### [Description of the task]
Copy the records that follow exactly as written, but not their pictures.

### [Dataset rows]
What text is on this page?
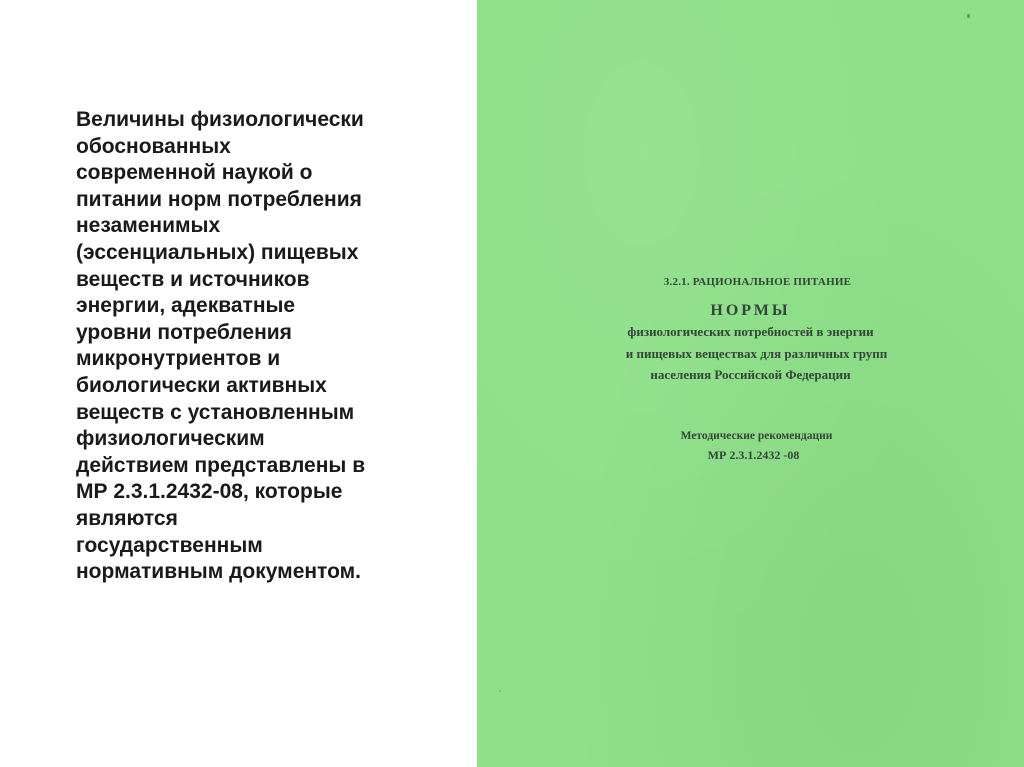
Величины физиологически
обоснованных
современной наукой о
питании норм потребления
незаменимых
(эссенциальных) пищевых
веществ и источников
энергии, адекватные
уровни потребления
микронутриентов и
биологически активных
веществ с установленным
физиологическим
действием представлены в
МР 2.3.1.2432-08, которые
являются
государственным
нормативным документом.

3.2.1. РАЦИОНАЛЬНОЕ ПИТАНИЕ
НОРМЫ
физиологических потребностей в энергии
и пищевых веществах для различных групп
населения Российской Федерации
Методические рекомендации
МР 2.3.1.2432 -08
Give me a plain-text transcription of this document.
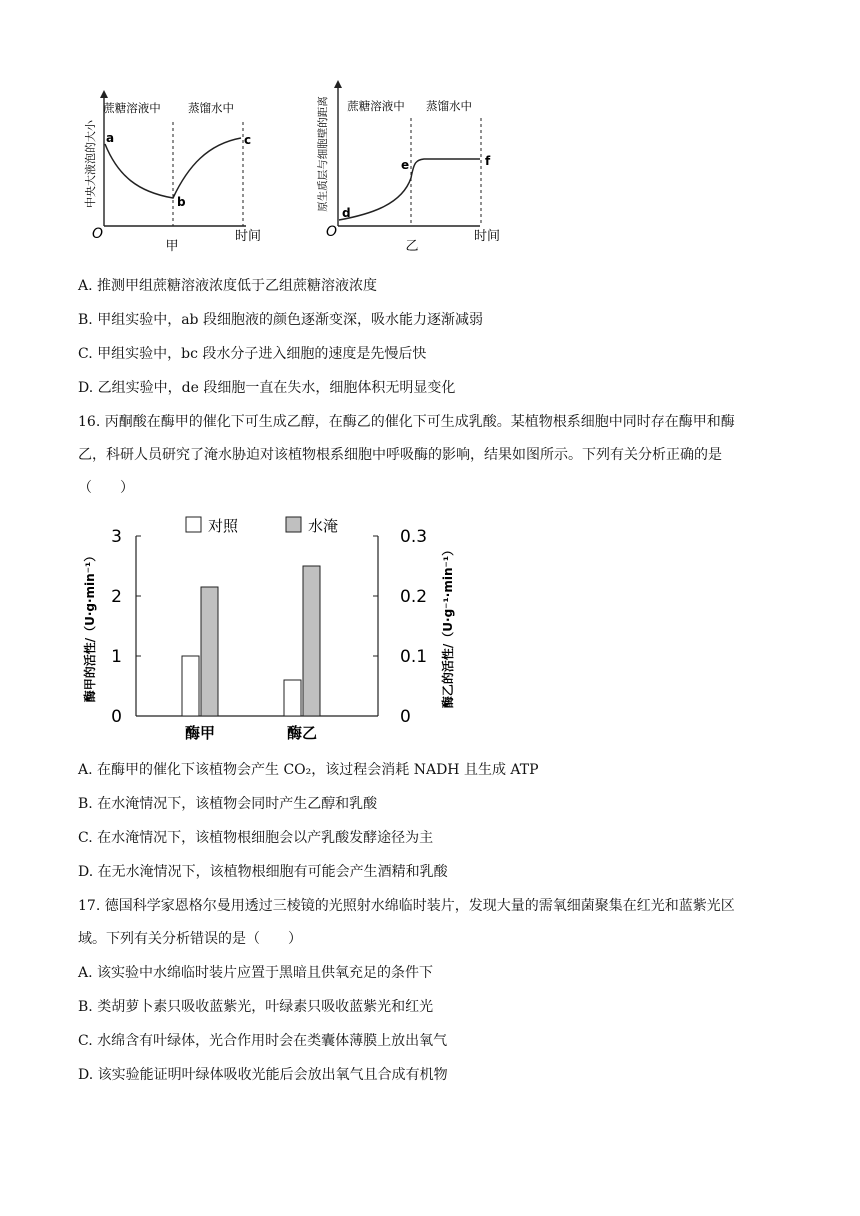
蔗糖溶液中 蒸馏水中
中央大液泡的大小 a
b
c
O	时间
甲
蔗糖溶液中 蒸馏水中
原生质层与细胞壁的距离
d
e	f
O	时间
乙
A. 推测甲组蔗糖溶液浓度低于乙组蔗糖溶液浓度
B. 甲组实验中，ab 段细胞液的颜色逐渐变深，吸水能力逐渐减弱
C. 甲组实验中，bc 段水分子进入细胞的速度是先慢后快
D. 乙组实验中，de 段细胞一直在失水，细胞体积无明显变化
16. 丙酮酸在酶甲的催化下可生成乙醇，在酶乙的催化下可生成乳酸。某植物根系细胞中同时存在酶甲和酶
乙，科研人员研究了淹水胁迫对该植物根系细胞中呼吸酶的影响，结果如图所示。下列有关分析正确的是
（　　）
对照	水淹
酶甲的活性/（U·g·min⁻¹）	酶乙的活性/（U·g⁻¹·min⁻¹）
0
1
2
3
0
0.1
0.2
0.3
酶甲	酶乙
A. 在酶甲的催化下该植物会产生 CO₂，该过程会消耗 NADH 且生成 ATP
B. 在水淹情况下，该植物会同时产生乙醇和乳酸
C. 在水淹情况下，该植物根细胞会以产乳酸发酵途径为主
D. 在无水淹情况下，该植物根细胞有可能会产生酒精和乳酸
17. 德国科学家恩格尔曼用透过三棱镜的光照射水绵临时装片，发现大量的需氧细菌聚集在红光和蓝紫光区
域。下列有关分析错误的是（　　）
A. 该实验中水绵临时装片应置于黑暗且供氧充足的条件下
B. 类胡萝卜素只吸收蓝紫光，叶绿素只吸收蓝紫光和红光
C. 水绵含有叶绿体，光合作用时会在类囊体薄膜上放出氧气
D. 该实验能证明叶绿体吸收光能后会放出氧气且合成有机物
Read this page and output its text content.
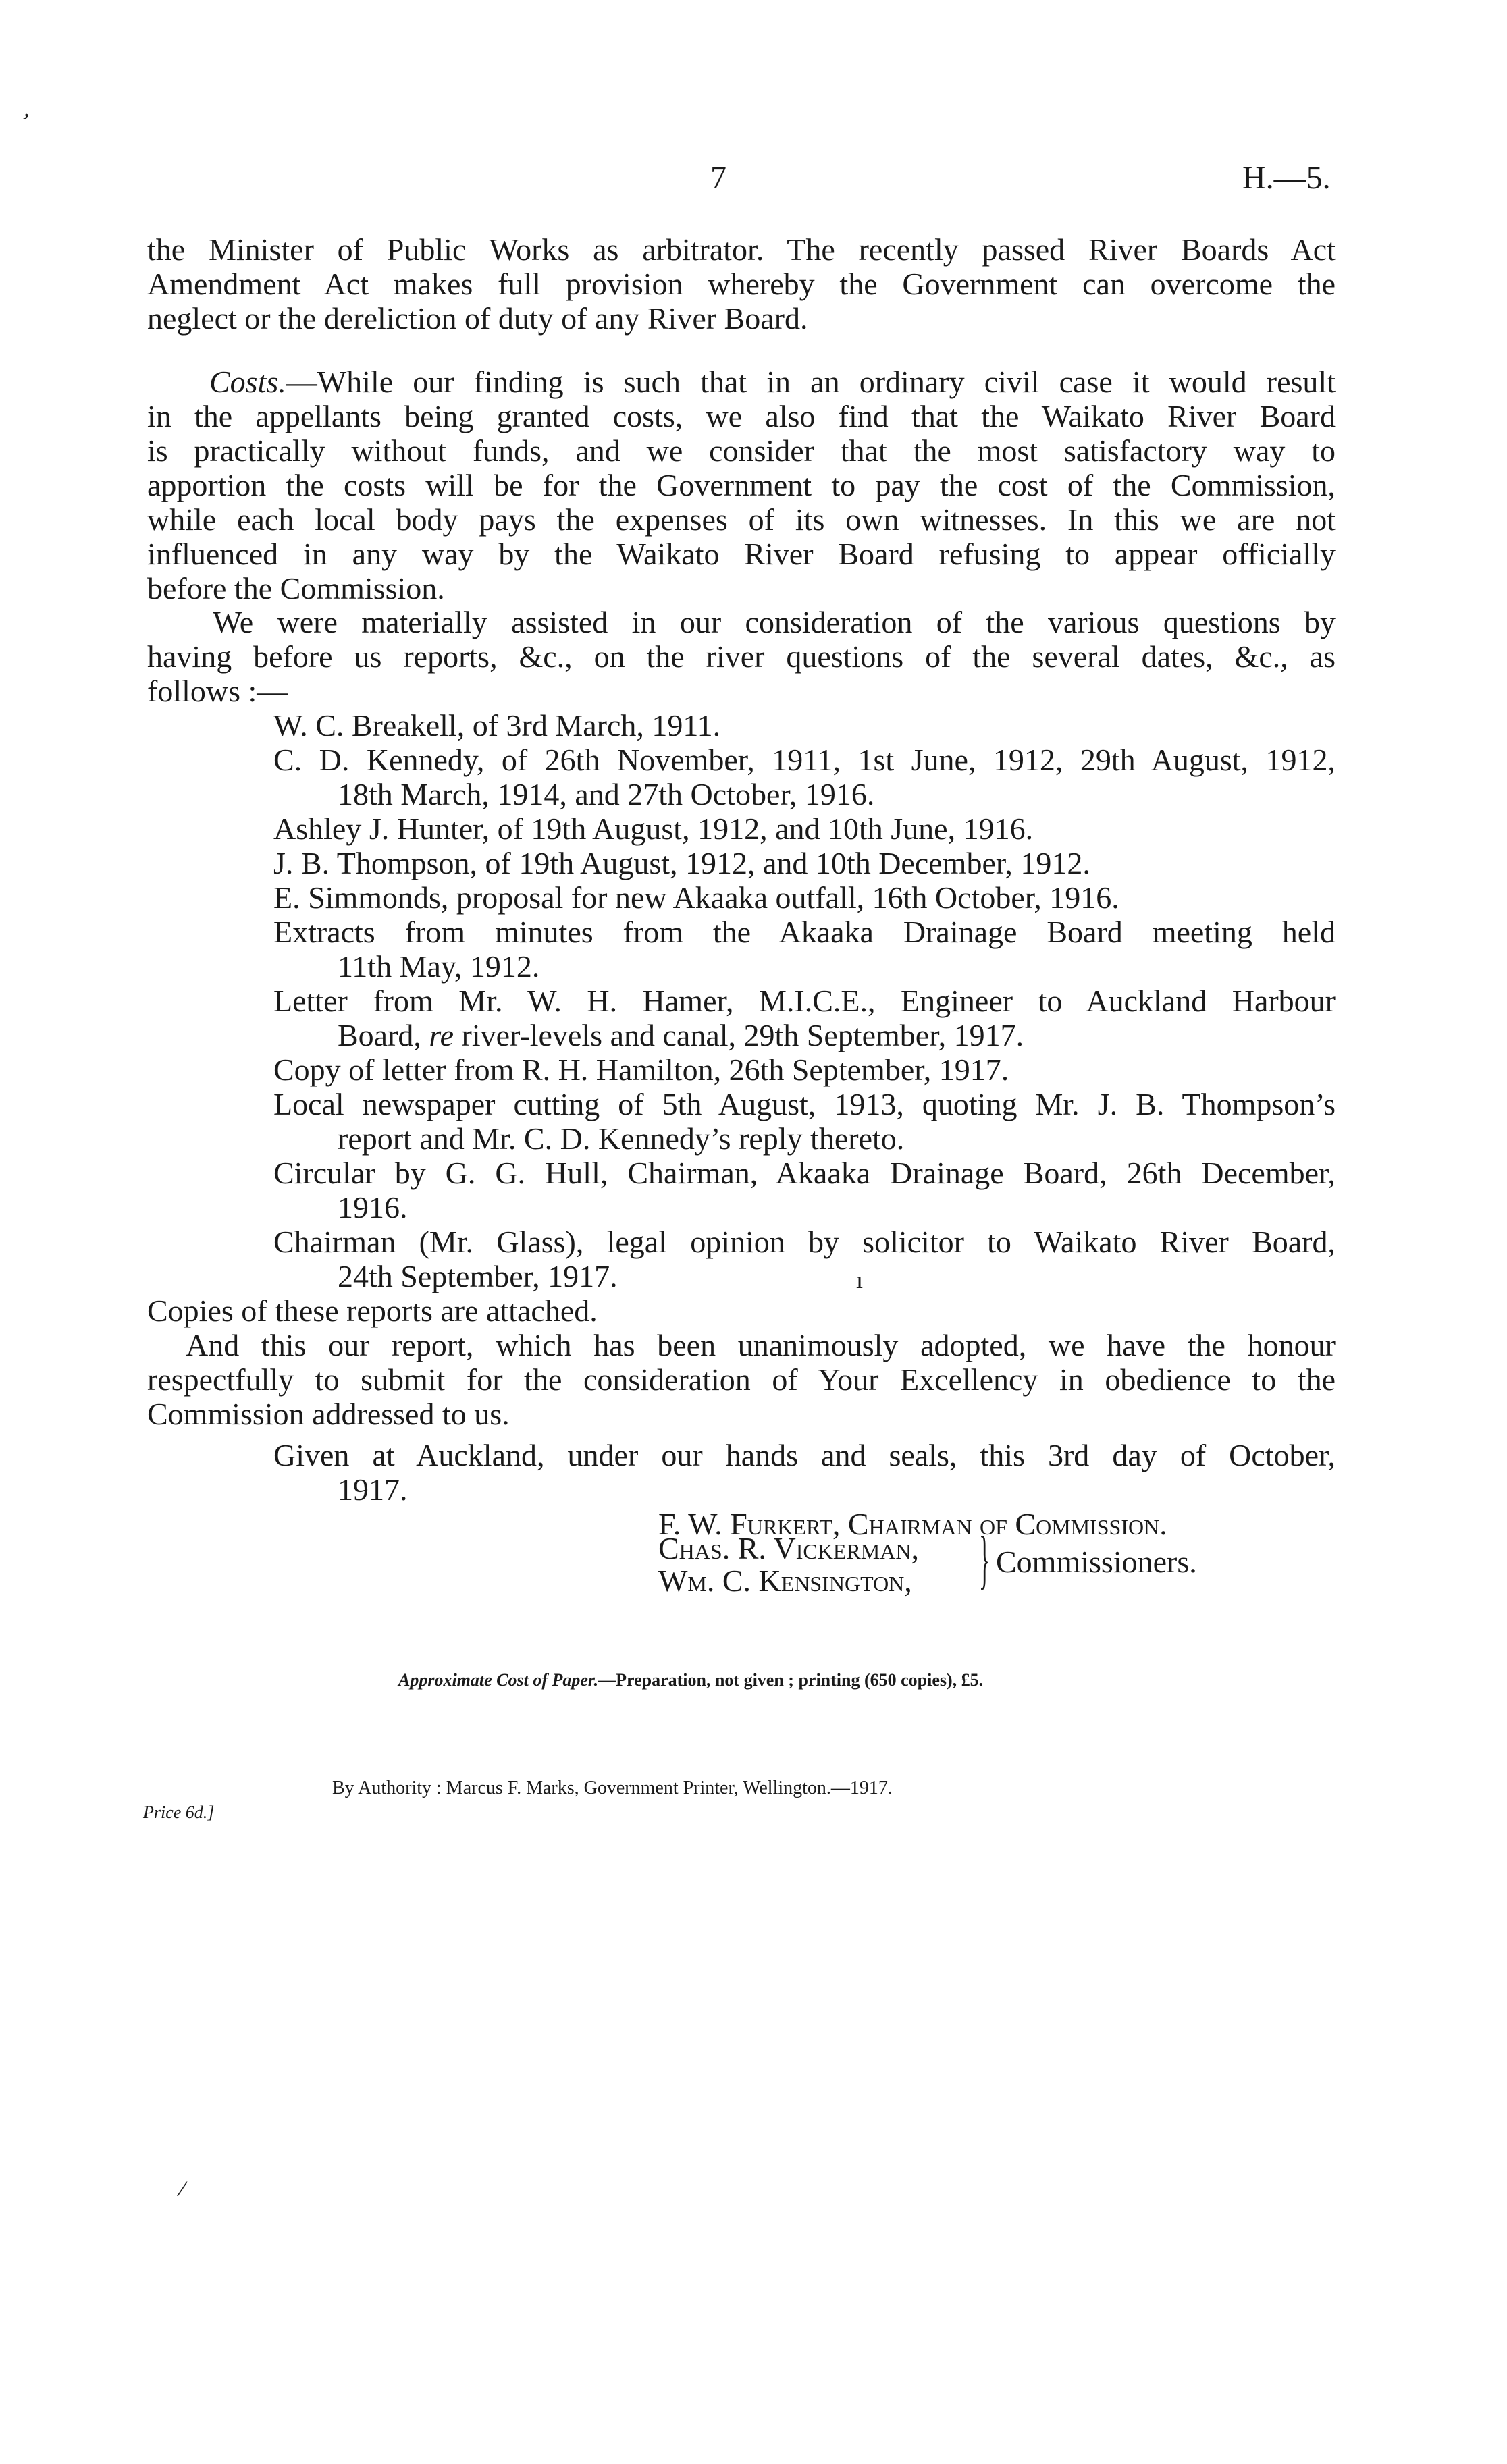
7	H.—5.
the Minister of Public Works as arbitrator. The recently passed River Boards Act
Amendment Act makes full provision whereby the Government can overcome the
neglect or the dereliction of duty of any River Board.
Costs.—While our finding is such that in an ordinary civil case it would result
in the appellants being granted costs, we also find that the Waikato River Board
is practically without funds, and we consider that the most satisfactory way to
apportion the costs will be for the Government to pay the cost of the Commission,
while each local body pays the expenses of its own witnesses. In this we are not
influenced in any way by the Waikato River Board refusing to appear officially
before the Commission.
We were materially assisted in our consideration of the various questions by
having before us reports, &c., on the river questions of the several dates, &c., as
follows :—
W. C. Breakell, of 3rd March, 1911.
C. D. Kennedy, of 26th November, 1911, 1st June, 1912, 29th August, 1912,
18th March, 1914, and 27th October, 1916.
Ashley J. Hunter, of 19th August, 1912, and 10th June, 1916.
J. B. Thompson, of 19th August, 1912, and 10th December, 1912.
E. Simmonds, proposal for new Akaaka outfall, 16th October, 1916.
Extracts from minutes from the Akaaka Drainage Board meeting held
11th May, 1912.
Letter from Mr. W. H. Hamer, M.I.C.E., Engineer to Auckland Harbour
Board, re river-levels and canal, 29th September, 1917.
Copy of letter from R. H. Hamilton, 26th September, 1917.
Local newspaper cutting of 5th August, 1913, quoting Mr. J. B. Thompson’s
report and Mr. C. D. Kennedy’s reply thereto.
Circular by G. G. Hull, Chairman, Akaaka Drainage Board, 26th December,
1916.
Chairman (Mr. Glass), legal opinion by solicitor to Waikato River Board,
24th September, 1917.
Copies of these reports are attached.
And this our report, which has been unanimously adopted, we have the honour
respectfully to submit for the consideration of Your Excellency in obedience to the
Commission addressed to us.
Given at Auckland, under our hands and seals, this 3rd day of October,
1917.
F. W. Furkert, Chairman of Commission.
Chas. R. Vickerman,
Wm. C. Kensington, } Commissioners.
Approximate Cost of Paper.—Preparation, not given ; printing (650 copies), £5.
By Authority : Marcus F. Marks, Government Printer, Wellington.—1917.
Price 6d.]
ʼ
/
ı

### [Written answer]
What text is on this page?
Величины физиологически
обоснованных
современной наукой о
питании норм потребления
незаменимых
(эссенциальных) пищевых
веществ и источников
энергии, адекватные
уровни потребления
микронутриентов и
биологически активных
веществ с установленным
физиологическим
действием представлены в
МР 2.3.1.2432-08, которые
являются
государственным
нормативным документом.

3.2.1. РАЦИОНАЛЬНОЕ ПИТАНИЕ
НОРМЫ
физиологических потребностей в энергии
и пищевых веществах для различных групп
населения Российской Федерации
Методические рекомендации
МР 2.3.1.2432 -08
Give me a plain-text transcription of this document.
蔗糖溶液中 蒸馏水中
中央大液泡的大小 a
b
c
O	时间
甲
蔗糖溶液中 蒸馏水中
原生质层与细胞壁的距离
d
e	f
O	时间
乙
A. 推测甲组蔗糖溶液浓度低于乙组蔗糖溶液浓度
B. 甲组实验中，ab 段细胞液的颜色逐渐变深，吸水能力逐渐减弱
C. 甲组实验中，bc 段水分子进入细胞的速度是先慢后快
D. 乙组实验中，de 段细胞一直在失水，细胞体积无明显变化
16. 丙酮酸在酶甲的催化下可生成乙醇，在酶乙的催化下可生成乳酸。某植物根系细胞中同时存在酶甲和酶
乙，科研人员研究了淹水胁迫对该植物根系细胞中呼吸酶的影响，结果如图所示。下列有关分析正确的是
（　　）
对照	水淹
酶甲的活性/（U·g·min⁻¹）	酶乙的活性/（U·g⁻¹·min⁻¹）
0
1
2
3
0
0.1
0.2
0.3
酶甲	酶乙
A. 在酶甲的催化下该植物会产生 CO₂，该过程会消耗 NADH 且生成 ATP
B. 在水淹情况下，该植物会同时产生乙醇和乳酸
C. 在水淹情况下，该植物根细胞会以产乳酸发酵途径为主
D. 在无水淹情况下，该植物根细胞有可能会产生酒精和乳酸
17. 德国科学家恩格尔曼用透过三棱镜的光照射水绵临时装片，发现大量的需氧细菌聚集在红光和蓝紫光区
域。下列有关分析错误的是（　　）
A. 该实验中水绵临时装片应置于黑暗且供氧充足的条件下
B. 类胡萝卜素只吸收蓝紫光，叶绿素只吸收蓝紫光和红光
C. 水绵含有叶绿体，光合作用时会在类囊体薄膜上放出氧气
D. 该实验能证明叶绿体吸收光能后会放出氧气且合成有机物
Read this page and output its text content.
7	H.—5.
the Minister of Public Works as arbitrator. The recently passed River Boards Act
Amendment Act makes full provision whereby the Government can overcome the
neglect or the dereliction of duty of any River Board.
Costs.—While our finding is such that in an ordinary civil case it would result
in the appellants being granted costs, we also find that the Waikato River Board
is practically without funds, and we consider that the most satisfactory way to
apportion the costs will be for the Government to pay the cost of the Commission,
while each local body pays the expenses of its own witnesses. In this we are not
influenced in any way by the Waikato River Board refusing to appear officially
before the Commission.
We were materially assisted in our consideration of the various questions by
having before us reports, &c., on the river questions of the several dates, &c., as
follows :—
W. C. Breakell, of 3rd March, 1911.
C. D. Kennedy, of 26th November, 1911, 1st June, 1912, 29th August, 1912,
18th March, 1914, and 27th October, 1916.
Ashley J. Hunter, of 19th August, 1912, and 10th June, 1916.
J. B. Thompson, of 19th August, 1912, and 10th December, 1912.
E. Simmonds, proposal for new Akaaka outfall, 16th October, 1916.
Extracts from minutes from the Akaaka Drainage Board meeting held
11th May, 1912.
Letter from Mr. W. H. Hamer, M.I.C.E., Engineer to Auckland Harbour
Board, re river-levels and canal, 29th September, 1917.
Copy of letter from R. H. Hamilton, 26th September, 1917.
Local newspaper cutting of 5th August, 1913, quoting Mr. J. B. Thompson’s
report and Mr. C. D. Kennedy’s reply thereto.
Circular by G. G. Hull, Chairman, Akaaka Drainage Board, 26th December,
1916.
Chairman (Mr. Glass), legal opinion by solicitor to Waikato River Board,
24th September, 1917.
Copies of these reports are attached.
And this our report, which has been unanimously adopted, we have the honour
respectfully to submit for the consideration of Your Excellency in obedience to the
Commission addressed to us.
Given at Auckland, under our hands and seals, this 3rd day of October,
1917.
F. W. Furkert, Chairman of Commission.
Chas. R. Vickerman,
Wm. C. Kensington, } Commissioners.
Approximate Cost of Paper.—Preparation, not given ; printing (650 copies), £5.
By Authority : Marcus F. Marks, Government Printer, Wellington.—1917.
Price 6d.]
ʼ
/
ı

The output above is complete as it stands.